(Задания):
1) Перепишите дословно фрагмент текста о Лермонтове и прозе между словами «В системе представлений» и «и звучными рифмами.» включительно.
2) Ответьте по тексту о Лермонтове и прозе:
(а) Что Лермонтов старался писать всю жизнь?
(б) Какое место занимала поэзия в системе представлений той эпохи?
(в) Кем, по тексту, проза считалась выродившейся поэзией?
3) Напишите, что следует дальше в тексте о Лермонтове и русской прозе.

(Исходный текст):
=====

ВОСХОЖДЕНИЕ К ПРОЗЕ. Лермонтов

Лермонтов всю жизнь старался писать прозу, но в его время русской прозы, по сути дела, не было. По крайней мере – в современном понимании этого термина, и, может быть, с Лермонтова эта новая русская проза и началась.

В системе представлений об искусстве и жизни, господствовавшей в ту эпоху, поэзия занимала высшее и практически единственное высокое место. Подобно тому, как древние греки считали прозу выродившейся поэзией, российский пишущий человек начала XIX столетия полагал странным изъясняться на бумаге не стихами. И Лермонтов, ничуть не обладая гармоническим складом ума и души, шел по проторенному пути, составляя слова в ровные столбцы стройного размера с безошибочными и звучными рифмами.

=====

(Блок данных):
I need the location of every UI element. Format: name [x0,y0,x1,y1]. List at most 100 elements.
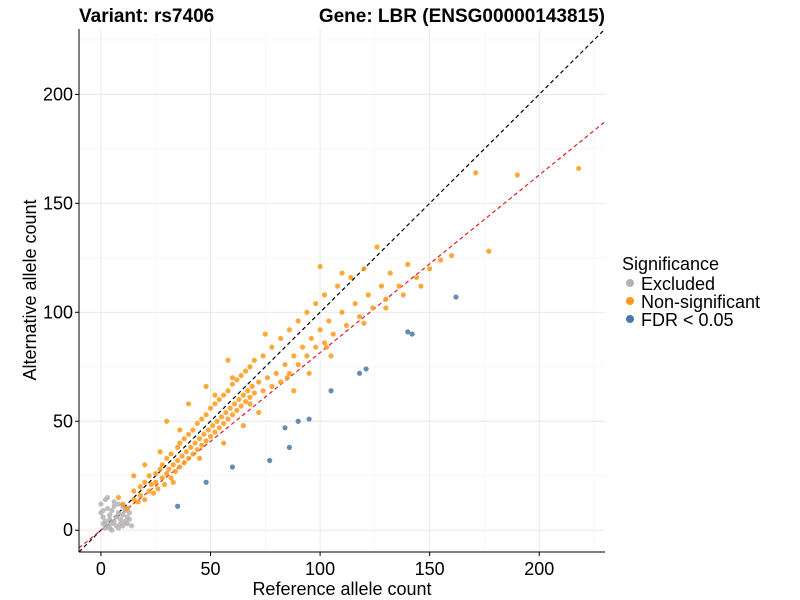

=====

(Ответы):
1)
В системе представлений об искусстве и жизни, господствовавшей в ту эпоху, поэзия занимала высшее и практически единственное высокое место. Подобно тому, как древние греки считали прозу выродившейся поэзией, российский пишущий человек начала XIX столетия полагал странным изъясняться на бумаге не стихами. И Лермонтов, ничуть не обладая гармоническим складом ума и души, шел по проторенному пути, составляя слова в ровные столбцы стройного размера с безошибочными и звучными рифмами.

2)
(а) Прозу.
(б) Высшее и практически единственное высокое место.
(в) Древними греками.

3)
Однако особенности его судьбы и его гения были таковы, что Лермонтов преждевременно обрел разорванное, хаотическое сознание человека нового мира – мира будущих десятилетий и веков. Это сознание уже с самых первых лет сочинительства входило в конфликт с послушно принятой стихотворной гармонией.

Лермонтов в стихи не помещался.

На это он жаловался уже в 16 лет: «Мысль сильна, когда размером слов не стеснена». Мысль требовала уродливо длинной, или наоборот – неблагозвучно короткой фразы. Когда же ее укладывали в правильную стихотворную строку, мысль блекла, терялась, исчезала.

Такого противоречия формы и содержания практически не знал Пушкин. Четыре пятых его стихов написаны красивым и испытанным ямбом, равно служившим и тонкости анализа, и глубине откровений, и изяществу остроумия.

Но гармоническое сочетание личности, жизни и творчества дано Пушкину, а Лермонтов и гармония – вещи несовместные. «Мцыри» и «Демон» написаны тем же размером, что и «Евгений Онегин», но бесконечно более плоски, монотонны, скучны.

Пушкин четырехстопным ямбом – писал. Лермонтов – в него вписывался.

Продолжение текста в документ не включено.